:: Aim ::
Within the material below, find each line bearing the word "Legal" and present it.

══════

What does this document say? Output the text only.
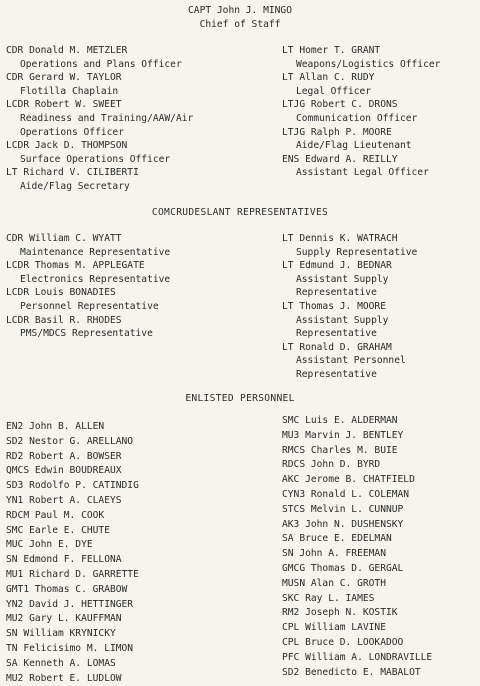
CAPT John J. MINGO
Chief of Staff
CDR Donald M. METZLER
Operations and Plans Officer
CDR Gerard W. TAYLOR
Flotilla Chaplain
LCDR Robert W. SWEET
Readiness and Training/AAW/Air
Operations Officer
LCDR Jack D. THOMPSON
Surface Operations Officer
LT Richard V. CILIBERTI
Aide/Flag Secretary
LT Homer T. GRANT
Weapons/Logistics Officer
LT Allan C. RUDY
Legal Officer
LTJG Robert C. DRONS
Communication Officer
LTJG Ralph P. MOORE
Aide/Flag Lieutenant
ENS Edward A. REILLY
Assistant Legal Officer
COMCRUDESLANT REPRESENTATIVES
CDR William C. WYATT
Maintenance Representative
LCDR Thomas M. APPLEGATE
Electronics Representative
LCDR Louis BONADIES
Personnel Representative
LCDR Basil R. RHODES
PMS/MDCS Representative
LT Dennis K. WATRACH
Supply Representative
LT Edmund J. BEDNAR
Assistant Supply
Representative
LT Thomas J. MOORE
Assistant Supply
Representative
LT Ronald D. GRAHAM
Assistant Personnel
Representative
ENLISTED PERSONNEL
EN2 John B. ALLEN
SD2 Nestor G. ARELLANO
RD2 Robert A. BOWSER
QMCS Edwin BOUDREAUX
SD3 Rodolfo P. CATINDIG
YN1 Robert A. CLAEYS
RDCM Paul M. COOK
SMC Earle E. CHUTE
MUC John E. DYE
SN Edmond F. FELLONA
MU1 Richard D. GARRETTE
GMT1 Thomas C. GRABOW
YN2 David J. HETTINGER
MU2 Gary L. KAUFFMAN
SN William KRYNICKY
TN Felicisimo M. LIMON
SA Kenneth A. LOMAS
MU2 Robert E. LUDLOW
SMC Luis E. ALDERMAN
MU3 Marvin J. BENTLEY
RMCS Charles M. BUIE
RDCS John D. BYRD
AKC Jerome B. CHATFIELD
CYN3 Ronald L. COLEMAN
STCS Melvin L. CUNNUP
AK3 John N. DUSHENSKY
SA Bruce E. EDELMAN
SN John A. FREEMAN
GMCG Thomas D. GERGAL
MUSN Alan C. GROTH
SKC Ray L. IAMES
RM2 Joseph N. KOSTIK
CPL William LAVINE
CPL Bruce D. LOOKADOO
PFC William A. LONDRAVILLE
SD2 Benedicto E. MABALOT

══════

:: Response below ::
Legal Officer
Assistant Legal Officer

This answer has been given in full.